:: WHAT YOU WILL DO ::
The records below must be copied in full; omit the images.

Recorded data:
____

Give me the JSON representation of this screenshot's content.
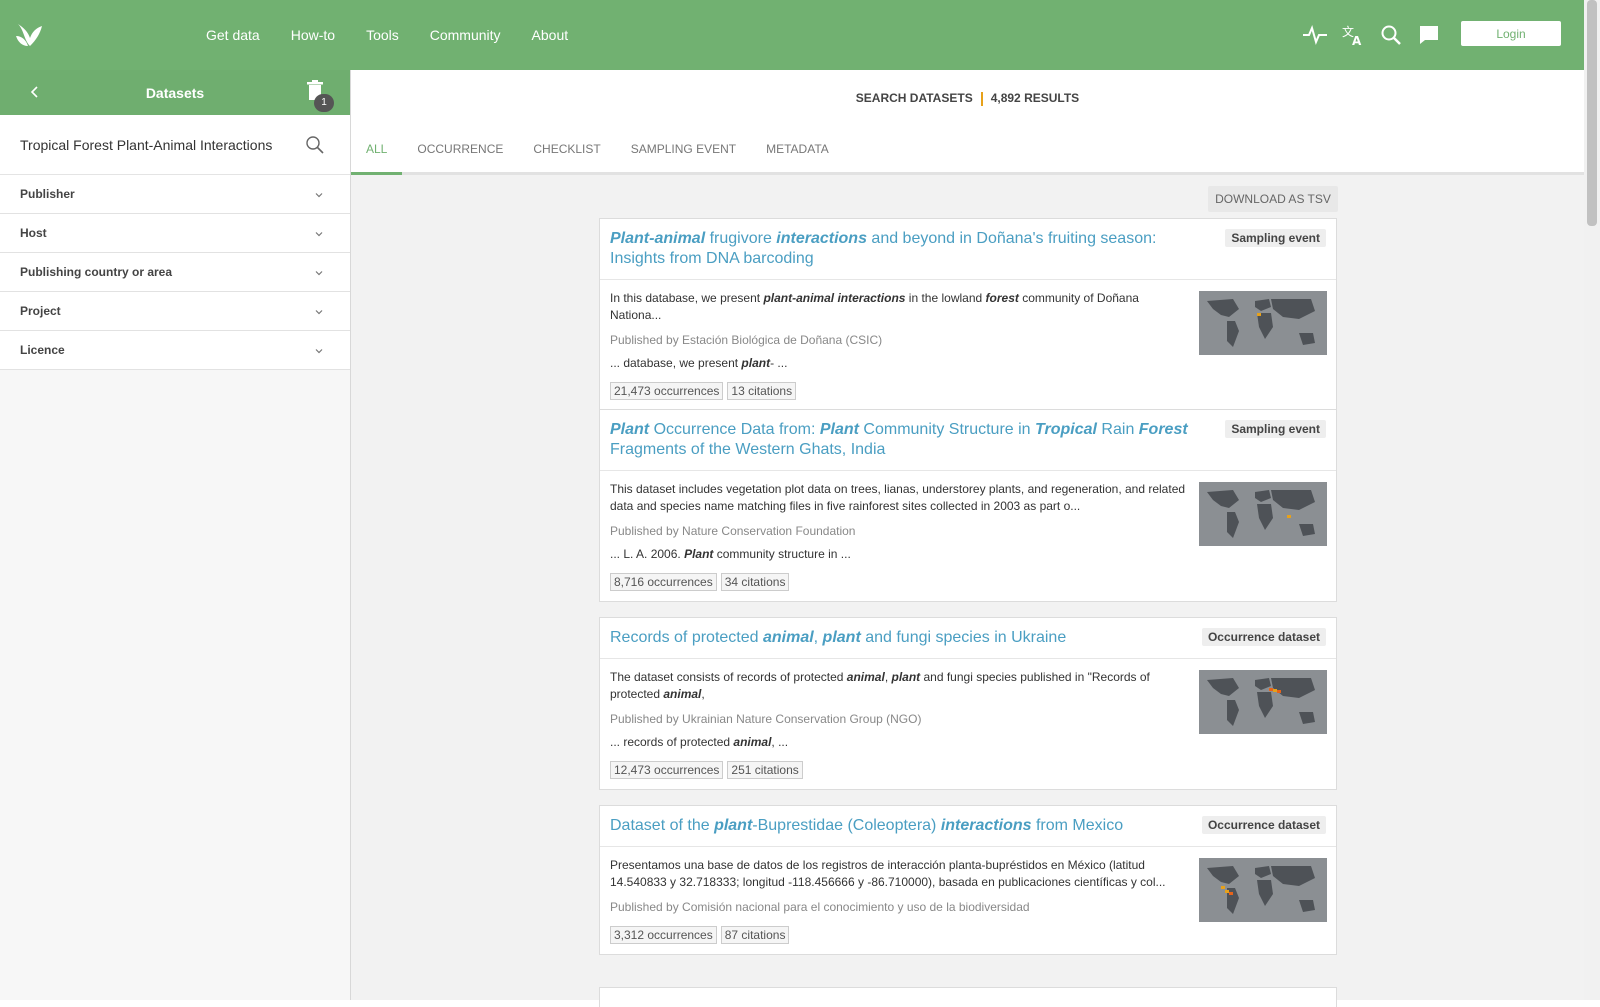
{
  "nav": {
    "items": [
      "Get data",
      "How-to",
      "Tools",
      "Community",
      "About"
    ],
    "login_label": "Login"
  },
  "icons": {
    "logo": "leaf-logo",
    "activity": "pulse-icon",
    "language": "translate-icon",
    "search": "search-icon",
    "feedback": "comment-icon",
    "back": "chevron-left-icon",
    "trash": "trash-icon",
    "chevron": "chevron-down-icon"
  },
  "sidebar": {
    "title": "Datasets",
    "trash_count": "1",
    "search_value": "Tropical Forest Plant-Animal Interactions",
    "filters": [
      "Publisher",
      "Host",
      "Publishing country or area",
      "Project",
      "Licence"
    ]
  },
  "main": {
    "results_label": "SEARCH DATASETS",
    "results_count": "4,892 RESULTS",
    "tabs": [
      "ALL",
      "OCCURRENCE",
      "CHECKLIST",
      "SAMPLING EVENT",
      "METADATA"
    ],
    "download_label": "DOWNLOAD AS TSV"
  },
  "cards": [
    {
      "title": [
        [
          "Plant-animal",
          true
        ],
        [
          " frugivore ",
          false
        ],
        [
          "interactions",
          true
        ],
        [
          " and beyond in Doñana's fruiting season: Insights from DNA barcoding",
          false
        ]
      ],
      "tag": "Sampling event",
      "desc": [
        [
          "In this database, we present ",
          false
        ],
        [
          "plant-animal interactions",
          true
        ],
        [
          " in the lowland ",
          false
        ],
        [
          "forest",
          true
        ],
        [
          " community of Doñana Nationa...",
          false
        ]
      ],
      "publisher": "Published by Estación Biológica de Doñana (CSIC)",
      "snippet": [
        [
          "... database, we present ",
          false
        ],
        [
          "plant",
          true
        ],
        [
          "- ...",
          false
        ]
      ],
      "occurrences": "21,473 occurrences",
      "citations": "13 citations"
    },
    {
      "title": [
        [
          "Plant",
          true
        ],
        [
          " Occurrence Data from: ",
          false
        ],
        [
          "Plant",
          true
        ],
        [
          " Community Structure in ",
          false
        ],
        [
          "Tropical",
          true
        ],
        [
          " Rain ",
          false
        ],
        [
          "Forest",
          true
        ],
        [
          " Fragments of the Western Ghats, India",
          false
        ]
      ],
      "tag": "Sampling event",
      "desc": [
        [
          "This dataset includes vegetation plot data on trees, lianas, understorey plants, and regeneration, and related data and species name matching files in five rainforest sites collected in 2003 as part o...",
          false
        ]
      ],
      "publisher": "Published by Nature Conservation Foundation",
      "snippet": [
        [
          "... L. A. 2006. ",
          false
        ],
        [
          "Plant",
          true
        ],
        [
          " community structure in ...",
          false
        ]
      ],
      "occurrences": "8,716 occurrences",
      "citations": "34 citations"
    },
    {
      "title": [
        [
          "Records of protected ",
          false
        ],
        [
          "animal",
          true
        ],
        [
          ", ",
          false
        ],
        [
          "plant",
          true
        ],
        [
          " and fungi species in Ukraine",
          false
        ]
      ],
      "tag": "Occurrence dataset",
      "desc": [
        [
          "The dataset consists of records of protected ",
          false
        ],
        [
          "animal",
          true
        ],
        [
          ", ",
          false
        ],
        [
          "plant",
          true
        ],
        [
          " and fungi species published in \"Records of protected ",
          false
        ],
        [
          "animal",
          true
        ],
        [
          ",",
          false
        ]
      ],
      "publisher": "Published by Ukrainian Nature Conservation Group (NGO)",
      "snippet": [
        [
          "... records of protected ",
          false
        ],
        [
          "animal",
          true
        ],
        [
          ", ...",
          false
        ]
      ],
      "occurrences": "12,473 occurrences",
      "citations": "251 citations"
    },
    {
      "title": [
        [
          "Dataset of the ",
          false
        ],
        [
          "plant",
          true
        ],
        [
          "-Buprestidae (Coleoptera) ",
          false
        ],
        [
          "interactions",
          true
        ],
        [
          " from Mexico",
          false
        ]
      ],
      "tag": "Occurrence dataset",
      "desc": [
        [
          "Presentamos una base de datos de los registros de interacción planta-bupréstidos en México (latitud 14.540833 y 32.718333; longitud -118.456666 y -86.710000), basada en publicaciones científicas y col...",
          false
        ]
      ],
      "publisher": "Published by Comisión nacional para el conocimiento y uso de la biodiversidad",
      "snippet": [],
      "occurrences": "3,312 occurrences",
      "citations": "87 citations"
    }
  ],
  "colors": {
    "brand_green": "#71b171",
    "link_blue": "#4a9ec2",
    "accent_orange": "#e7a11a"
  }
}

____

:: RESPONSE ::
Give me the JSON representation of this screenshot's content.
{
  "nav": {
    "items": [
      "Get data",
      "How-to",
      "Tools",
      "Community",
      "About"
    ],
    "login_label": "Login"
  },
  "icons": {
    "logo": "leaf-logo",
    "activity": "pulse-icon",
    "language": "translate-icon",
    "search": "search-icon",
    "feedback": "comment-icon",
    "back": "chevron-left-icon",
    "trash": "trash-icon",
    "chevron": "chevron-down-icon"
  },
  "sidebar": {
    "title": "Datasets",
    "trash_count": "1",
    "search_value": "Tropical Forest Plant-Animal Interactions",
    "filters": [
      "Publisher",
      "Host",
      "Publishing country or area",
      "Project",
      "Licence"
    ]
  },
  "main": {
    "results_label": "SEARCH DATASETS",
    "results_count": "4,892 RESULTS",
    "tabs": [
      "ALL",
      "OCCURRENCE",
      "CHECKLIST",
      "SAMPLING EVENT",
      "METADATA"
    ],
    "download_label": "DOWNLOAD AS TSV"
  },
  "cards": [
    {
      "title": [
        [
          "Plant-animal",
          true
        ],
        [
          " frugivore ",
          false
        ],
        [
          "interactions",
          true
        ],
        [
          " and beyond in Doñana's fruiting season: Insights from DNA barcoding",
          false
        ]
      ],
      "tag": "Sampling event",
      "desc": [
        [
          "In this database, we present ",
          false
        ],
        [
          "plant-animal interactions",
          true
        ],
        [
          " in the lowland ",
          false
        ],
        [
          "forest",
          true
        ],
        [
          " community of Doñana Nationa...",
          false
        ]
      ],
      "publisher": "Published by Estación Biológica de Doñana (CSIC)",
      "snippet": [
        [
          "... database, we present ",
          false
        ],
        [
          "plant",
          true
        ],
        [
          "- ...",
          false
        ]
      ],
      "occurrences": "21,473 occurrences",
      "citations": "13 citations"
    },
    {
      "title": [
        [
          "Plant",
          true
        ],
        [
          " Occurrence Data from: ",
          false
        ],
        [
          "Plant",
          true
        ],
        [
          " Community Structure in ",
          false
        ],
        [
          "Tropical",
          true
        ],
        [
          " Rain ",
          false
        ],
        [
          "Forest",
          true
        ],
        [
          " Fragments of the Western Ghats, India",
          false
        ]
      ],
      "tag": "Sampling event",
      "desc": [
        [
          "This dataset includes vegetation plot data on trees, lianas, understorey plants, and regeneration, and related data and species name matching files in five rainforest sites collected in 2003 as part o...",
          false
        ]
      ],
      "publisher": "Published by Nature Conservation Foundation",
      "snippet": [
        [
          "... L. A. 2006. ",
          false
        ],
        [
          "Plant",
          true
        ],
        [
          " community structure in ...",
          false
        ]
      ],
      "occurrences": "8,716 occurrences",
      "citations": "34 citations"
    },
    {
      "title": [
        [
          "Records of protected ",
          false
        ],
        [
          "animal",
          true
        ],
        [
          ", ",
          false
        ],
        [
          "plant",
          true
        ],
        [
          " and fungi species in Ukraine",
          false
        ]
      ],
      "tag": "Occurrence dataset",
      "desc": [
        [
          "The dataset consists of records of protected ",
          false
        ],
        [
          "animal",
          true
        ],
        [
          ", ",
          false
        ],
        [
          "plant",
          true
        ],
        [
          " and fungi species published in \"Records of protected ",
          false
        ],
        [
          "animal",
          true
        ],
        [
          ",",
          false
        ]
      ],
      "publisher": "Published by Ukrainian Nature Conservation Group (NGO)",
      "snippet": [
        [
          "... records of protected ",
          false
        ],
        [
          "animal",
          true
        ],
        [
          ", ...",
          false
        ]
      ],
      "occurrences": "12,473 occurrences",
      "citations": "251 citations"
    },
    {
      "title": [
        [
          "Dataset of the ",
          false
        ],
        [
          "plant",
          true
        ],
        [
          "-Buprestidae (Coleoptera) ",
          false
        ],
        [
          "interactions",
          true
        ],
        [
          " from Mexico",
          false
        ]
      ],
      "tag": "Occurrence dataset",
      "desc": [
        [
          "Presentamos una base de datos de los registros de interacción planta-bupréstidos en México (latitud 14.540833 y 32.718333; longitud -118.456666 y -86.710000), basada en publicaciones científicas y col...",
          false
        ]
      ],
      "publisher": "Published by Comisión nacional para el conocimiento y uso de la biodiversidad",
      "snippet": [],
      "occurrences": "3,312 occurrences",
      "citations": "87 citations"
    }
  ],
  "colors": {
    "brand_green": "#71b171",
    "link_blue": "#4a9ec2",
    "accent_orange": "#e7a11a"
  }
}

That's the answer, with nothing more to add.